__RECORDS TO USE__:
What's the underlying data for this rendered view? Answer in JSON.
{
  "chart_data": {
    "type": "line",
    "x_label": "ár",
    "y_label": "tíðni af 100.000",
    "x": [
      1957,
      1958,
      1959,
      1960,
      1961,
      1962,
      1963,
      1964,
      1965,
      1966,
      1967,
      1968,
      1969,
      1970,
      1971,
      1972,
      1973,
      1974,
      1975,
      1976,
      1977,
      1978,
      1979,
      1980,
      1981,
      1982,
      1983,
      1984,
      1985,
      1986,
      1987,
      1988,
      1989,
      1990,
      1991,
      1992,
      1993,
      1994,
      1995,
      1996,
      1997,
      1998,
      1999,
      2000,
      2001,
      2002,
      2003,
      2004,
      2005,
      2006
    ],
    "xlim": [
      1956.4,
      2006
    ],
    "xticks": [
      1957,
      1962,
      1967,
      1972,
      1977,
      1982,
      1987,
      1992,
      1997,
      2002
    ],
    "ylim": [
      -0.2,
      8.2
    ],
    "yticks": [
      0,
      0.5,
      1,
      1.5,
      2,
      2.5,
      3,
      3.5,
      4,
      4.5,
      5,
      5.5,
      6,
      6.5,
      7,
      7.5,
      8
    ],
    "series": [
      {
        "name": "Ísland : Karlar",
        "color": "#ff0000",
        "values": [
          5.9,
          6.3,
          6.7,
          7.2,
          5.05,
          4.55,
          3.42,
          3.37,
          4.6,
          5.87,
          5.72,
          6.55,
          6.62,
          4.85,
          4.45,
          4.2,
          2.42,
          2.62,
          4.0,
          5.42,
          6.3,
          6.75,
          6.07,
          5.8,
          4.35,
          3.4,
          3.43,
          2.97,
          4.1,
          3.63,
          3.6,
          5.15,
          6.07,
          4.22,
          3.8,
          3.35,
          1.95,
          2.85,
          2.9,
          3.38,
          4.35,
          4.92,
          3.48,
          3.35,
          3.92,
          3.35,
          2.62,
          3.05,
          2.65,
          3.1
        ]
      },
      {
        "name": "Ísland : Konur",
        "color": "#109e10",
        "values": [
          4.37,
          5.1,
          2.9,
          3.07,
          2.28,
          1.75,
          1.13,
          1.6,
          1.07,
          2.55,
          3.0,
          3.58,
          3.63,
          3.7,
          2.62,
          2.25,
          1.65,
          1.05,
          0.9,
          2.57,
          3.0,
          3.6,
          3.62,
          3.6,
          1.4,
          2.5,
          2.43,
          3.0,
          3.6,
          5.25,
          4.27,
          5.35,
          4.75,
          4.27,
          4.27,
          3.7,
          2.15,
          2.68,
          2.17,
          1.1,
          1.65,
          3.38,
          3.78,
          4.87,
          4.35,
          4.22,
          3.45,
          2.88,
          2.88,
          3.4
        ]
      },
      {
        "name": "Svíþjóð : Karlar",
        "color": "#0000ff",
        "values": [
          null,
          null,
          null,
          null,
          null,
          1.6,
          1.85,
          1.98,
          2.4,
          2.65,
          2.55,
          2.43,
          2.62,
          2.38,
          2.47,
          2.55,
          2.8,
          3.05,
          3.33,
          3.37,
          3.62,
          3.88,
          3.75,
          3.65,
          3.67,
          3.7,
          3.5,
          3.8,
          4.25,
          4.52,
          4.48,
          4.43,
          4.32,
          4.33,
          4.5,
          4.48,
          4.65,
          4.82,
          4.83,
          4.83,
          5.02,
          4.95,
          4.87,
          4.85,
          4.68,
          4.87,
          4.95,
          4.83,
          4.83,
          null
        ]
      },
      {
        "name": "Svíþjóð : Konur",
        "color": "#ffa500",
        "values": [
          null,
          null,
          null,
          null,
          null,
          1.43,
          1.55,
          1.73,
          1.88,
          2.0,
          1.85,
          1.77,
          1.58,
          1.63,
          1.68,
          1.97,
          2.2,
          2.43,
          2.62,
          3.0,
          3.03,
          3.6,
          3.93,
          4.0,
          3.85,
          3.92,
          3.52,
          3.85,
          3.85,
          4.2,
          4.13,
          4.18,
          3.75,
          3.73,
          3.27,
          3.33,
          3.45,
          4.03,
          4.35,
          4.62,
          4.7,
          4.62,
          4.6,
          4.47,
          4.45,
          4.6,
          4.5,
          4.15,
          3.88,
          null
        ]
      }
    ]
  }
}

__PROBLEM TO WORK ON__:
Copy every record exactly, with nothing added or dropped.

__PROBLEM SOLUTION__:
What's the underlying data for this rendered view? Answer in JSON.
{
  "chart_data": {
    "type": "line",
    "x_label": "ár",
    "y_label": "tíðni af 100.000",
    "x": [
      1957,
      1958,
      1959,
      1960,
      1961,
      1962,
      1963,
      1964,
      1965,
      1966,
      1967,
      1968,
      1969,
      1970,
      1971,
      1972,
      1973,
      1974,
      1975,
      1976,
      1977,
      1978,
      1979,
      1980,
      1981,
      1982,
      1983,
      1984,
      1985,
      1986,
      1987,
      1988,
      1989,
      1990,
      1991,
      1992,
      1993,
      1994,
      1995,
      1996,
      1997,
      1998,
      1999,
      2000,
      2001,
      2002,
      2003,
      2004,
      2005,
      2006
    ],
    "xlim": [
      1956.4,
      2006
    ],
    "xticks": [
      1957,
      1962,
      1967,
      1972,
      1977,
      1982,
      1987,
      1992,
      1997,
      2002
    ],
    "ylim": [
      -0.2,
      8.2
    ],
    "yticks": [
      0,
      0.5,
      1,
      1.5,
      2,
      2.5,
      3,
      3.5,
      4,
      4.5,
      5,
      5.5,
      6,
      6.5,
      7,
      7.5,
      8
    ],
    "series": [
      {
        "name": "Ísland : Karlar",
        "color": "#ff0000",
        "values": [
          5.9,
          6.3,
          6.7,
          7.2,
          5.05,
          4.55,
          3.42,
          3.37,
          4.6,
          5.87,
          5.72,
          6.55,
          6.62,
          4.85,
          4.45,
          4.2,
          2.42,
          2.62,
          4.0,
          5.42,
          6.3,
          6.75,
          6.07,
          5.8,
          4.35,
          3.4,
          3.43,
          2.97,
          4.1,
          3.63,
          3.6,
          5.15,
          6.07,
          4.22,
          3.8,
          3.35,
          1.95,
          2.85,
          2.9,
          3.38,
          4.35,
          4.92,
          3.48,
          3.35,
          3.92,
          3.35,
          2.62,
          3.05,
          2.65,
          3.1
        ]
      },
      {
        "name": "Ísland : Konur",
        "color": "#109e10",
        "values": [
          4.37,
          5.1,
          2.9,
          3.07,
          2.28,
          1.75,
          1.13,
          1.6,
          1.07,
          2.55,
          3.0,
          3.58,
          3.63,
          3.7,
          2.62,
          2.25,
          1.65,
          1.05,
          0.9,
          2.57,
          3.0,
          3.6,
          3.62,
          3.6,
          1.4,
          2.5,
          2.43,
          3.0,
          3.6,
          5.25,
          4.27,
          5.35,
          4.75,
          4.27,
          4.27,
          3.7,
          2.15,
          2.68,
          2.17,
          1.1,
          1.65,
          3.38,
          3.78,
          4.87,
          4.35,
          4.22,
          3.45,
          2.88,
          2.88,
          3.4
        ]
      },
      {
        "name": "Svíþjóð : Karlar",
        "color": "#0000ff",
        "values": [
          null,
          null,
          null,
          null,
          null,
          1.6,
          1.85,
          1.98,
          2.4,
          2.65,
          2.55,
          2.43,
          2.62,
          2.38,
          2.47,
          2.55,
          2.8,
          3.05,
          3.33,
          3.37,
          3.62,
          3.88,
          3.75,
          3.65,
          3.67,
          3.7,
          3.5,
          3.8,
          4.25,
          4.52,
          4.48,
          4.43,
          4.32,
          4.33,
          4.5,
          4.48,
          4.65,
          4.82,
          4.83,
          4.83,
          5.02,
          4.95,
          4.87,
          4.85,
          4.68,
          4.87,
          4.95,
          4.83,
          4.83,
          null
        ]
      },
      {
        "name": "Svíþjóð : Konur",
        "color": "#ffa500",
        "values": [
          null,
          null,
          null,
          null,
          null,
          1.43,
          1.55,
          1.73,
          1.88,
          2.0,
          1.85,
          1.77,
          1.58,
          1.63,
          1.68,
          1.97,
          2.2,
          2.43,
          2.62,
          3.0,
          3.03,
          3.6,
          3.93,
          4.0,
          3.85,
          3.92,
          3.52,
          3.85,
          3.85,
          4.2,
          4.13,
          4.18,
          3.75,
          3.73,
          3.27,
          3.33,
          3.45,
          4.03,
          4.35,
          4.62,
          4.7,
          4.62,
          4.6,
          4.47,
          4.45,
          4.6,
          4.5,
          4.15,
          3.88,
          null
        ]
      }
    ]
  }
}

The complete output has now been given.